[start Text to read]

Investment Advisory Agreement
On January 29, 2020, in connection with the Alcentra Acquisition, the Corporation's stockholders approved an Amended and Restated Investment Advisory Agreement, which had been approved by the Board of Directors, including the Independent Directors, on October 2, 2019 (the “Prior Advisory Agreement”). At a special meeting of stockholders of the Corporation held on December 17, 2020, the Corporation's stockholders approved a new investment advisory agreement between the Corporation and the Advisor upon the closing of acquisition of a majority indirect ownership interest in the Advisor by Sun Life Financial Inc., which occurred on January 5, 2021 (the “New Advisory Agreement”). The terms of the Prior Advisory Agreement and the New Advisory Agreement generally are the same except for the dates and initial terms thereof. As such, references to the “Advisory Agreement” below reflect the terms of the Prior Advisory Agreement and New Advisory Agreement, as applicable.
Under the terms of the Advisory Agreement, the Advisor provides investment advisory services to the Corporation and its portfolio investments. The Advisor’s services under the Advisory Agreement are not exclusive, and the Advisor is free to furnish similar or other services to others so long as its services to the Corporation are not impaired. Under the terms of the Advisory Agreement, the Advisor is entitled to receive the Base Management Fee and may receive certain Incentive Fees, as discussed below.

[end Text to read]

Tasks to carry out |
a) Answer these questions using the passage on the investment advisory agreement:
(i) On what date did the Corporation's stockholders approve the Amended and Restated Investment Advisory Agreement?
(ii) Which company acquired a majority indirect ownership interest in the Advisor?
(iii) Under what condition may the Advisor furnish similar or other services to others?
b) Reproduce the part of the passage on the investment advisory agreement starting at "Under the terms of the Advisory Agreement, the Advisor provides" and ending at "as discussed below.".

[start Record excerpts]

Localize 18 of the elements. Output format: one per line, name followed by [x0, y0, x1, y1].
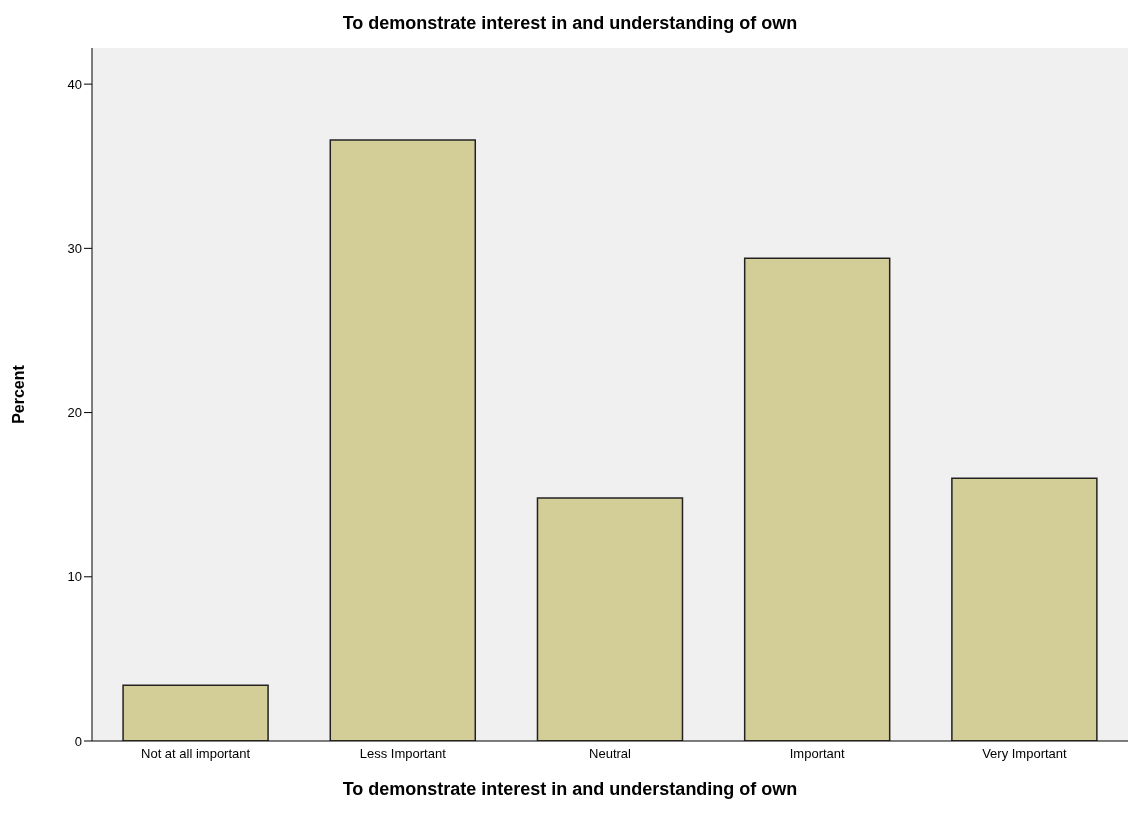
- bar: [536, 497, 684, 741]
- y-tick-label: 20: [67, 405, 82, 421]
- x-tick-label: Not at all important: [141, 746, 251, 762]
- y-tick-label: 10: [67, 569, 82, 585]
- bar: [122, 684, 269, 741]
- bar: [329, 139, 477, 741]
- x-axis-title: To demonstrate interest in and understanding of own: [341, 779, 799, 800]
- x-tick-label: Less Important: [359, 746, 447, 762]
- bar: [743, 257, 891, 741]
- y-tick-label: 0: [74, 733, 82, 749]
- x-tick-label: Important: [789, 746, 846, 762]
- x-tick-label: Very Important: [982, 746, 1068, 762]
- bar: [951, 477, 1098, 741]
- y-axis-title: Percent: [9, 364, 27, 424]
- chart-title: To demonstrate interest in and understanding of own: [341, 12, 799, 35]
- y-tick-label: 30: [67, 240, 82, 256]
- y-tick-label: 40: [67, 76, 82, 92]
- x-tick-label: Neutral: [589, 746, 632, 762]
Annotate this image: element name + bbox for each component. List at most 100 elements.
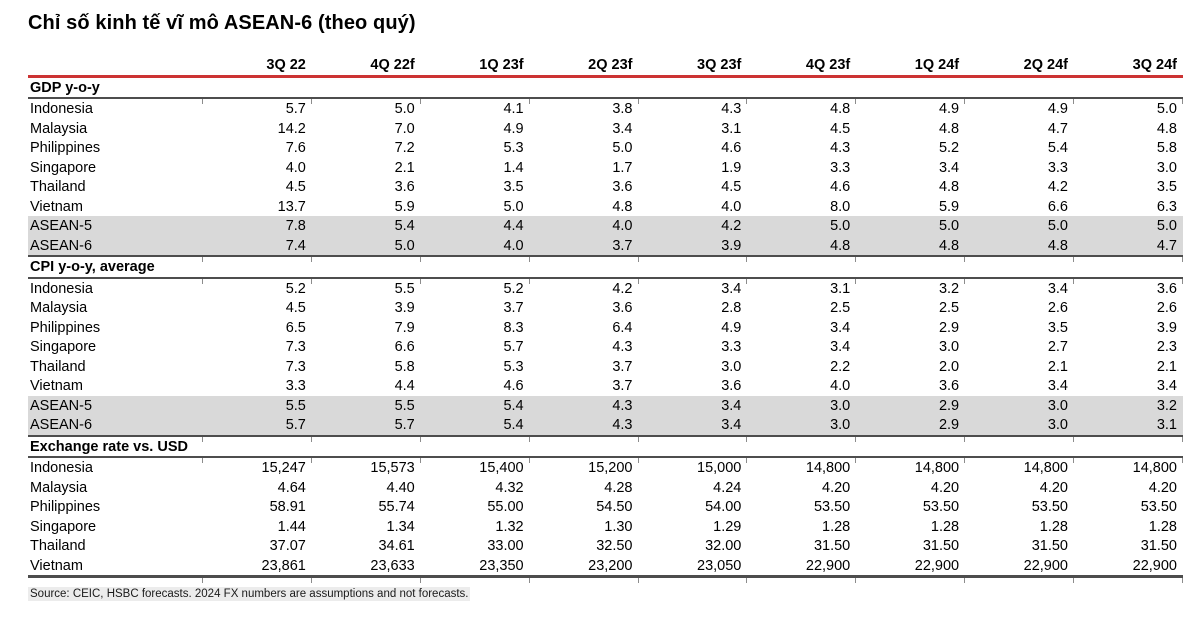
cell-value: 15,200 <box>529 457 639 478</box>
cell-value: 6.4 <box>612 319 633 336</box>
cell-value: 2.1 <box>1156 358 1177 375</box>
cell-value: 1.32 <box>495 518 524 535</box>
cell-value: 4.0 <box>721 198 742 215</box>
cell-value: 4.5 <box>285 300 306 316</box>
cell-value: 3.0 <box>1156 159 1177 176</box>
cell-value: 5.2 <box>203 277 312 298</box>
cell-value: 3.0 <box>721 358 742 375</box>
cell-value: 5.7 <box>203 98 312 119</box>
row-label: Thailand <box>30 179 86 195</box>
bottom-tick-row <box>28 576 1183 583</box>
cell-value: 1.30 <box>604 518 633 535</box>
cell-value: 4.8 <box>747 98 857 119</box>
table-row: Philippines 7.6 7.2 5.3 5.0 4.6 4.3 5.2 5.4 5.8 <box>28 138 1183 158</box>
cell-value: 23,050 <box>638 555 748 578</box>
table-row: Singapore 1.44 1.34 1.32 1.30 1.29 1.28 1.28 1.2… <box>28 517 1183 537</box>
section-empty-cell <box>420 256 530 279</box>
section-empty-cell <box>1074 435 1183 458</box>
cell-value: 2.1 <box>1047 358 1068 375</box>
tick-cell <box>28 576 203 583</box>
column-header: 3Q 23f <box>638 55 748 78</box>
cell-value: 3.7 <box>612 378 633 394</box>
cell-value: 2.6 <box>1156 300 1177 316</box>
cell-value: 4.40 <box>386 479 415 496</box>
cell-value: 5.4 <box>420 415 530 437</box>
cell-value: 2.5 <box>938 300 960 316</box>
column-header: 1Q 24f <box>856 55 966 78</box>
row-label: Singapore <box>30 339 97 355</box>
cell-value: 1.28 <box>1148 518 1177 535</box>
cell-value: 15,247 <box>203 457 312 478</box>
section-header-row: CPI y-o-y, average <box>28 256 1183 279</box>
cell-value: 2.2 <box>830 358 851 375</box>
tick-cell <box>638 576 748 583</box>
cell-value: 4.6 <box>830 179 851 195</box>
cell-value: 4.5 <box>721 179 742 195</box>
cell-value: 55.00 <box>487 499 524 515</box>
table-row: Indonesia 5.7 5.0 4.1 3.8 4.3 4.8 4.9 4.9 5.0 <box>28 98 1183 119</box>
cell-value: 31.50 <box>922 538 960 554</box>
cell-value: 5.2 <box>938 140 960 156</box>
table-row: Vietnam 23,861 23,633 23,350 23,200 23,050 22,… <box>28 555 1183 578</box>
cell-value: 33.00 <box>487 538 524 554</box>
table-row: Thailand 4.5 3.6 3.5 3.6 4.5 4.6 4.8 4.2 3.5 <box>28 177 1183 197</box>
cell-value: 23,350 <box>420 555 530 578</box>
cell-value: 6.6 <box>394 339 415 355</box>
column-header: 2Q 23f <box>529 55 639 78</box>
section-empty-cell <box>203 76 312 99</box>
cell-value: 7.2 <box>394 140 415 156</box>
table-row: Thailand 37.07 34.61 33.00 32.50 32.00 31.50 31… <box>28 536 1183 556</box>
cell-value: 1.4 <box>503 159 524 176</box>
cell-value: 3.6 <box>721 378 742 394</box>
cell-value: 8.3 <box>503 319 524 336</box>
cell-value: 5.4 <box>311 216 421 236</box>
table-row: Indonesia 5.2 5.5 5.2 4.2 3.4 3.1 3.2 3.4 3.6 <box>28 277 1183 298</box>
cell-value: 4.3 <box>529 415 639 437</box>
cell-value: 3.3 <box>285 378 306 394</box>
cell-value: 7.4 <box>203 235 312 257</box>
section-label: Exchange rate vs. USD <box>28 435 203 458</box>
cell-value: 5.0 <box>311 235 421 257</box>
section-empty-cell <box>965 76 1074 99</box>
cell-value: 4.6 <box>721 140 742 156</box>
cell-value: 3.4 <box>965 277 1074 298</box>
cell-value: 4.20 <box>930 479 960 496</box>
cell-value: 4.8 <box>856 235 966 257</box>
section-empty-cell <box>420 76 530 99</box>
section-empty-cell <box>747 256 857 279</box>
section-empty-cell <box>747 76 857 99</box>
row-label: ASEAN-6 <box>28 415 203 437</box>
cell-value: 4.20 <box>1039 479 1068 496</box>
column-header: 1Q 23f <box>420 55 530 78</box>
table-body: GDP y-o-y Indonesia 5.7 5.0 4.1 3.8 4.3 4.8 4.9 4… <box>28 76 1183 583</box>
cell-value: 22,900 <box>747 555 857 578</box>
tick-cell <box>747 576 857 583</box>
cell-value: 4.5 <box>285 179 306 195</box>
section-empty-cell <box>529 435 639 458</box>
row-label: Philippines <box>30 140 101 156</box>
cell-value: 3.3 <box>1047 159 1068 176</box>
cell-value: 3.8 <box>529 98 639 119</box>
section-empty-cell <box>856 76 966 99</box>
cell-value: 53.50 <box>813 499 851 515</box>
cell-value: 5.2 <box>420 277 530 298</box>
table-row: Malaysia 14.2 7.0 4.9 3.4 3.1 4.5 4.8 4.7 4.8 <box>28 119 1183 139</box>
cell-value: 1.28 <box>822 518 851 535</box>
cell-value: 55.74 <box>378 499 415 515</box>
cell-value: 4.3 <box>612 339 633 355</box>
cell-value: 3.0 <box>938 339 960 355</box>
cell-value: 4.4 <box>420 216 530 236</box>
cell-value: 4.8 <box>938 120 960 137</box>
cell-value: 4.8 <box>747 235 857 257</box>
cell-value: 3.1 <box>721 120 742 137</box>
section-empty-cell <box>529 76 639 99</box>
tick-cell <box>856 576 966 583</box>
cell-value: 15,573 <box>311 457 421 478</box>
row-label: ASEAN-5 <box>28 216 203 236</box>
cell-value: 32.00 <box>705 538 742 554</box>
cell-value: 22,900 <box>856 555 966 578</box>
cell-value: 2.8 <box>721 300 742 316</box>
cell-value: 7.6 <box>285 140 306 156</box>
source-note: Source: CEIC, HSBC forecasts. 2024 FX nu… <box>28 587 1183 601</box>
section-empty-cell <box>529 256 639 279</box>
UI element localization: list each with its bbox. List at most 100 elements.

[end Record excerpts]

Outputs |
a)
(i) January 29, 2020
(ii) Sun Life Financial Inc.
(iii) The Advisor may do so as long as its services to the Corporation are not impaired.

b)
Under the terms of the Advisory Agreement, the Advisor provides investment advisory services to the Corporation and its portfolio investments. The Advisor’s services under the Advisory Agreement are not exclusive, and the Advisor is free to furnish similar or other services to others so long as its services to the Corporation are not impaired. Under the terms of the Advisory Agreement, the Advisor is entitled to receive the Base Management Fee and may receive certain Incentive Fees, as discussed below.